Records:
====
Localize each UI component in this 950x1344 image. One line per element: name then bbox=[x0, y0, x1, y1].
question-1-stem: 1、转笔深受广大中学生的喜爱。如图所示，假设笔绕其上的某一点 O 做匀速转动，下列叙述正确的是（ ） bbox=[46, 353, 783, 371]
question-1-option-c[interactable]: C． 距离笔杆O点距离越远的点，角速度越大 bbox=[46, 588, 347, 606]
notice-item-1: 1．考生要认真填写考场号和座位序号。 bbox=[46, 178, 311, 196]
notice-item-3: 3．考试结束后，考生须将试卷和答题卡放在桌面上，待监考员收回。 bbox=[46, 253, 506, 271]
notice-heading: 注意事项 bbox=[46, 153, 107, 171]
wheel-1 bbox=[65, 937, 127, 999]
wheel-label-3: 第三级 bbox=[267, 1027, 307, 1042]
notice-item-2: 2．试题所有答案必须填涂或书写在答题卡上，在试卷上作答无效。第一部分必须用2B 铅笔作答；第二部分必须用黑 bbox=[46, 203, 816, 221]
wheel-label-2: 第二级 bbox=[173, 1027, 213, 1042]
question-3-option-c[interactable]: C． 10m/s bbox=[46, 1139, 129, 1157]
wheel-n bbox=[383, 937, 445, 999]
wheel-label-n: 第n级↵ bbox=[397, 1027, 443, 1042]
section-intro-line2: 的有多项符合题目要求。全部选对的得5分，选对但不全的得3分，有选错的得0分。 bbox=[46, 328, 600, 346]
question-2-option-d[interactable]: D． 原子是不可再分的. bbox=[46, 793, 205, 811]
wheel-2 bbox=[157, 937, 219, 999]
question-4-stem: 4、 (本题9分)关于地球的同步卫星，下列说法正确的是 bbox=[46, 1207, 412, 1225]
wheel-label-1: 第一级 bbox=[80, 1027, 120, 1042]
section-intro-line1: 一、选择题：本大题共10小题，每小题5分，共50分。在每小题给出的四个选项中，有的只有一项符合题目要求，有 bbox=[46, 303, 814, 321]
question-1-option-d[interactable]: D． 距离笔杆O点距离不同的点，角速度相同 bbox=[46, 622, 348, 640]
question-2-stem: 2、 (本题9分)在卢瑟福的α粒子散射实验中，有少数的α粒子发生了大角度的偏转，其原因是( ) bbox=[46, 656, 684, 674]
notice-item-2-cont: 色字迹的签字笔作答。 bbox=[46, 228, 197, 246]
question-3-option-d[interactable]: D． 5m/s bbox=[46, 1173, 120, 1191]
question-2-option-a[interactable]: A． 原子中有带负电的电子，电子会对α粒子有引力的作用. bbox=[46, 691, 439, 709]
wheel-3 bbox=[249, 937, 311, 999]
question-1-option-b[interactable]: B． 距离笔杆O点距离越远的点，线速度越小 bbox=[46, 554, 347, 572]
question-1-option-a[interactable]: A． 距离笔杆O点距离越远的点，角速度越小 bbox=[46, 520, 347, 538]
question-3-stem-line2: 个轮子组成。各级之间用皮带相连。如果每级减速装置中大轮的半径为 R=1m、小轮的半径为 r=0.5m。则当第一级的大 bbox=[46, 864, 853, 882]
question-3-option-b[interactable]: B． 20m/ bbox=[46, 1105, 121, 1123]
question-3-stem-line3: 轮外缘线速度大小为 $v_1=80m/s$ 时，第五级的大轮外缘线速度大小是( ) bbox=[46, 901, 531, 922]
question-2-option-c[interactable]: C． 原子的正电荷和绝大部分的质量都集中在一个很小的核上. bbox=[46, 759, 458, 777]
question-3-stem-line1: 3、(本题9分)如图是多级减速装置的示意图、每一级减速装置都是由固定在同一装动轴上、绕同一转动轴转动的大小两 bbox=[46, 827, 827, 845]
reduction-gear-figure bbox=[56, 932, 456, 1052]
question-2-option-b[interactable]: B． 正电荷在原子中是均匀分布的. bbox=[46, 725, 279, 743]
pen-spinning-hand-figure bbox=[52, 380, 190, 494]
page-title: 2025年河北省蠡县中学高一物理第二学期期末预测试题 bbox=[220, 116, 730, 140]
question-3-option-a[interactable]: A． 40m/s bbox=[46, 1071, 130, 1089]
====
◆ **Exercise directions**:
Render every line of the items above as a Markdown table with the columns "No." and "Line," numbering the rows in order and omitting blank lines.

◆ **Complete response**:
| No. | Line |
|---|---|
| 1 | Localize each UI component in this 950x1344 image. One line per element: name then bbox=[x0, y0, x1, y1]. |
| 2 | question-1-stem: 1、转笔深受广大中学生的喜爱。如图所示，假设笔绕其上的某一点 O 做匀速转动，下列叙述正确的是（ ） bbox=[46, 353, 783, 371] |
| 3 | question-1-option-c[interactable]: C． 距离笔杆O点距离越远的点，角速度越大 bbox=[46, 588, 347, 606] |
| 4 | notice-item-1: 1．考生要认真填写考场号和座位序号。 bbox=[46, 178, 311, 196] |
| 5 | notice-item-3: 3．考试结束后，考生须将试卷和答题卡放在桌面上，待监考员收回。 bbox=[46, 253, 506, 271] |
| 6 | notice-heading: 注意事项 bbox=[46, 153, 107, 171] |
| 7 | wheel-1 bbox=[65, 937, 127, 999] |
| 8 | wheel-label-3: 第三级 bbox=[267, 1027, 307, 1042] |
| 9 | notice-item-2: 2．试题所有答案必须填涂或书写在答题卡上，在试卷上作答无效。第一部分必须用2B 铅笔作答；第二部分必须用黑 bbox=[46, 203, 816, 221] |
| 10 | wheel-label-2: 第二级 bbox=[173, 1027, 213, 1042] |
| 11 | question-3-option-c[interactable]: C． 10m/s bbox=[46, 1139, 129, 1157] |
| 12 | wheel-n bbox=[383, 937, 445, 999] |
| 13 | wheel-label-n: 第n级↵ bbox=[397, 1027, 443, 1042] |
| 14 | section-intro-line2: 的有多项符合题目要求。全部选对的得5分，选对但不全的得3分，有选错的得0分。 bbox=[46, 328, 600, 346] |
| 15 | question-2-option-d[interactable]: D． 原子是不可再分的. bbox=[46, 793, 205, 811] |
| 16 | wheel-2 bbox=[157, 937, 219, 999] |
| 17 | question-4-stem: 4、 (本题9分)关于地球的同步卫星，下列说法正确的是 bbox=[46, 1207, 412, 1225] |
| 18 | wheel-label-1: 第一级 bbox=[80, 1027, 120, 1042] |
| 19 | section-intro-line1: 一、选择题：本大题共10小题，每小题5分，共50分。在每小题给出的四个选项中，有的只有一项符合题目要求，有 bbox=[46, 303, 814, 321] |
| 20 | question-1-option-d[interactable]: D． 距离笔杆O点距离不同的点，角速度相同 bbox=[46, 622, 348, 640] |
| 21 | question-2-stem: 2、 (本题9分)在卢瑟福的α粒子散射实验中，有少数的α粒子发生了大角度的偏转，其原因是( ) bbox=[46, 656, 684, 674] |
| 22 | notice-item-2-cont: 色字迹的签字笔作答。 bbox=[46, 228, 197, 246] |
| 23 | question-3-option-d[interactable]: D． 5m/s bbox=[46, 1173, 120, 1191] |
| 24 | question-2-option-a[interactable]: A． 原子中有带负电的电子，电子会对α粒子有引力的作用. bbox=[46, 691, 439, 709] |
| 25 | wheel-3 bbox=[249, 937, 311, 999] |
| 26 | question-1-option-b[interactable]: B． 距离笔杆O点距离越远的点，线速度越小 bbox=[46, 554, 347, 572] |
| 27 | question-1-option-a[interactable]: A． 距离笔杆O点距离越远的点，角速度越小 bbox=[46, 520, 347, 538] |
| 28 | question-3-stem-line2: 个轮子组成。各级之间用皮带相连。如果每级减速装置中大轮的半径为 R=1m、小轮的半径为 r=0.5m。则当第一级的大 bbox=[46, 864, 853, 882] |
| 29 | question-3-option-b[interactable]: B． 20m/ bbox=[46, 1105, 121, 1123] |
| 30 | question-3-stem-line3: 轮外缘线速度大小为 $v_1=80m/s$ 时，第五级的大轮外缘线速度大小是( ) bbox=[46, 901, 531, 922] |
| 31 | question-2-option-c[interactable]: C． 原子的正电荷和绝大部分的质量都集中在一个很小的核上. bbox=[46, 759, 458, 777] |
| 32 | question-3-stem-line1: 3、(本题9分)如图是多级减速装置的示意图、每一级减速装置都是由固定在同一装动轴上、绕同一转动轴转动的大小两 bbox=[46, 827, 827, 845] |
| 33 | reduction-gear-figure bbox=[56, 932, 456, 1052] |
| 34 | question-2-option-b[interactable]: B． 正电荷在原子中是均匀分布的. bbox=[46, 725, 279, 743] |
| 35 | pen-spinning-hand-figure bbox=[52, 380, 190, 494] |
| 36 | page-title: 2025年河北省蠡县中学高一物理第二学期期末预测试题 bbox=[220, 116, 730, 140] |
| 37 | question-3-option-a[interactable]: A． 40m/s bbox=[46, 1071, 130, 1089] |